Passage =>
Content starts

Testing of the Gimlet began in 1954. In the initial test, a FJ-2 Fury shot down a F6F Hellcat target drone, proving the rocket's effectiveness in the air-to-air role. Early launchers carried four rockets, while seven- and 19-round models were developed as well. A six-round clip capable of fitting the internal rocket bays of the F4D Skyray interceptor was also developed.

Following a flyoff against the T-214 rocket, which indicated the necessity to modify the rocket motor to reduce the Gimlet's visual signature, the Navy directed the development of a modified, 'hybrid' rocket, using the T-214's tail; this became known as "T-Gimlet". The modified rocket was considered to be suitable for the Navy's purposes; both the original Gimlet and the T-Gimlet were ordered for production, a 5 million dollar USD contract being allotted to start production at the Shumaker Naval Ammunition Depot in Arkansas.

Content ends

What to work on =>
1: In the passage on the Gimlet rocket, what did the FJ-2 Fury shoot down in the initial test?
2: Extend the passage on the Gimlet rocket from its last sentence.
These rows have no connection to the Gimlet rocket passage.

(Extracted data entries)
Content starts

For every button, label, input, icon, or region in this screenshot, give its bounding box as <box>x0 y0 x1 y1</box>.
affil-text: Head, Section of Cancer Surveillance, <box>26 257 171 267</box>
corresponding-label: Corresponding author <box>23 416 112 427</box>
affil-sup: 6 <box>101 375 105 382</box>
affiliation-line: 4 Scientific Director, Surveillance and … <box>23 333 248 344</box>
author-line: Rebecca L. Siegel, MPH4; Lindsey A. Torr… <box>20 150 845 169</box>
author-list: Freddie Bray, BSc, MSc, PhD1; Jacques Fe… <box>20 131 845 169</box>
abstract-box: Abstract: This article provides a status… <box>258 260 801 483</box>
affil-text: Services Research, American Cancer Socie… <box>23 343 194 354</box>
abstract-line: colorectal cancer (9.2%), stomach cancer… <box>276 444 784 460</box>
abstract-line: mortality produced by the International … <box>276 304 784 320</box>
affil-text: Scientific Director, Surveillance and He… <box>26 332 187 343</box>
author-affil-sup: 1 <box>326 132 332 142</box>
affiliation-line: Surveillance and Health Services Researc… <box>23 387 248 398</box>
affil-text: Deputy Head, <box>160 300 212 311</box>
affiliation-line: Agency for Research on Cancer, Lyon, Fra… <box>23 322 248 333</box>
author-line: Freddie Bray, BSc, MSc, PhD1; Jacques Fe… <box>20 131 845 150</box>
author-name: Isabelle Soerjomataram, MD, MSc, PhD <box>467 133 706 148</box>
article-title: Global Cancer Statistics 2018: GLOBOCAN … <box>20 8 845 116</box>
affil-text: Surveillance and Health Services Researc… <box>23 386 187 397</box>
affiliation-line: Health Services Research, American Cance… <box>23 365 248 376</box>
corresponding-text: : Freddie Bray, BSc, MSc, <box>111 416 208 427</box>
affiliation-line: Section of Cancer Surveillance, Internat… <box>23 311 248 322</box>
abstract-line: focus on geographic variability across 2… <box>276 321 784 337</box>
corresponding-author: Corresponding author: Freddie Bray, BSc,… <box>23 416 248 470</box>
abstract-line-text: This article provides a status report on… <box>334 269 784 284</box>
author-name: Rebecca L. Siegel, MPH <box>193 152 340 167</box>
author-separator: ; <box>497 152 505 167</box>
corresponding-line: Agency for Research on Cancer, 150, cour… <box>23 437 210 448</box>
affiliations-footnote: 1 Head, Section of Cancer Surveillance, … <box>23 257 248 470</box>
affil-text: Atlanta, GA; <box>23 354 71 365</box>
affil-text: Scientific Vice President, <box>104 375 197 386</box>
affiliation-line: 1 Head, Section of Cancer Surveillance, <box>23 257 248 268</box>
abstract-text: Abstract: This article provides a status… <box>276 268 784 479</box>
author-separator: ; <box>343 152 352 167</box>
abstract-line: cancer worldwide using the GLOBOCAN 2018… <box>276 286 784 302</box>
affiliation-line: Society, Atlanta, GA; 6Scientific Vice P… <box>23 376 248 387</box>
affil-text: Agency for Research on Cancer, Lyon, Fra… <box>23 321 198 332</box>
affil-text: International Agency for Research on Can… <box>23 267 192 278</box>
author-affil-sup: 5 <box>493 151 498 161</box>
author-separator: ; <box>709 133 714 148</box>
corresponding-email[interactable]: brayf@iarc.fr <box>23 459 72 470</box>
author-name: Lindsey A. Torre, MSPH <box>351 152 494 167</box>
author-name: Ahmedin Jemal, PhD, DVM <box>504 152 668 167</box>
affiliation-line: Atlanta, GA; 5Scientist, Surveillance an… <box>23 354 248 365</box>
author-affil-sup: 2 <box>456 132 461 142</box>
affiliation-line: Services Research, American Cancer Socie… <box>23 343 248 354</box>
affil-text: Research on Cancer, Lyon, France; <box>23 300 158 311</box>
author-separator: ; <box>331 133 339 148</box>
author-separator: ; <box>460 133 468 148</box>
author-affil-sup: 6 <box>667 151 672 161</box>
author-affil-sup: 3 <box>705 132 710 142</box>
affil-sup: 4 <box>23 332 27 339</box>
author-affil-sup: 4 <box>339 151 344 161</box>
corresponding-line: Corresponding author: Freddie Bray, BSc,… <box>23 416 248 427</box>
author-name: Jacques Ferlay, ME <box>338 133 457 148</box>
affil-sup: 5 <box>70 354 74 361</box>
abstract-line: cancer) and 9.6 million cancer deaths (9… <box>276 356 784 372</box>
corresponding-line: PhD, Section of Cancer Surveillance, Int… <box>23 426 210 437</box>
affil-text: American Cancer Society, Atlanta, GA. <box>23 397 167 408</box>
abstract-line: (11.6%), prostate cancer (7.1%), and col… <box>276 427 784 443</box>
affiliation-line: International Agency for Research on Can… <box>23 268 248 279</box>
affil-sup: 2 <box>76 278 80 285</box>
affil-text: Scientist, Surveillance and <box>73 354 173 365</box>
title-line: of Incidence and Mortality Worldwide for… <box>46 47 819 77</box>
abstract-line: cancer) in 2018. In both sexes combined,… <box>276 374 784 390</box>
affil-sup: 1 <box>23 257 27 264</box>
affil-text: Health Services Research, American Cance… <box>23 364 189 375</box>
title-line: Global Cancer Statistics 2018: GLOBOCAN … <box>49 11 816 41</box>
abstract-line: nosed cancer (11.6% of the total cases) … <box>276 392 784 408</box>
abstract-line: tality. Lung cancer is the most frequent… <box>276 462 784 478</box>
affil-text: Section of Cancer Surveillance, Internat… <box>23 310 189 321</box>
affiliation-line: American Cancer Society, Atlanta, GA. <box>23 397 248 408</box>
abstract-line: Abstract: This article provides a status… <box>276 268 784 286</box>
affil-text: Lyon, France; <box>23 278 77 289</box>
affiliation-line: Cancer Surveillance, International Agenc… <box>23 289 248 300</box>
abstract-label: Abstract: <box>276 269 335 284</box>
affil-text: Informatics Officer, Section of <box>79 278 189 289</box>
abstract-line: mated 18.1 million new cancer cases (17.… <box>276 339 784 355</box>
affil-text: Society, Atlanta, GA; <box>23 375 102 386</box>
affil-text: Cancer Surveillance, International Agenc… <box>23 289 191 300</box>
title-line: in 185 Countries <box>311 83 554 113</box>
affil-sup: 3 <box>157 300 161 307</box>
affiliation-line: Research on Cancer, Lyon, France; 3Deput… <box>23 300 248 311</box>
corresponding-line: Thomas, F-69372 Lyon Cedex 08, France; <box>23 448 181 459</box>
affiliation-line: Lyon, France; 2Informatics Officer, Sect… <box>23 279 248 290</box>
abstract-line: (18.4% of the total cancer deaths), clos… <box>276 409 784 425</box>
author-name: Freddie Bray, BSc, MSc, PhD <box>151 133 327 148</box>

Content ends

Your responses =>
1: An F6F Hellcat target drone.

2:
Despite the seeming success, however, the Gimlet was already becoming obsolete; guided missiles were now considered to be the wave of the future. Production of Gimlet was cancelled in early 1957, after production of 15,000 rockets; that October, the T-Gimlet version was cancelled as well. Although the missile age meant that Gimlet did not enter operational service, the production processes developed for the rocket would be modified and used in the production of the AIM-9 Sidewinder air-to-air missile.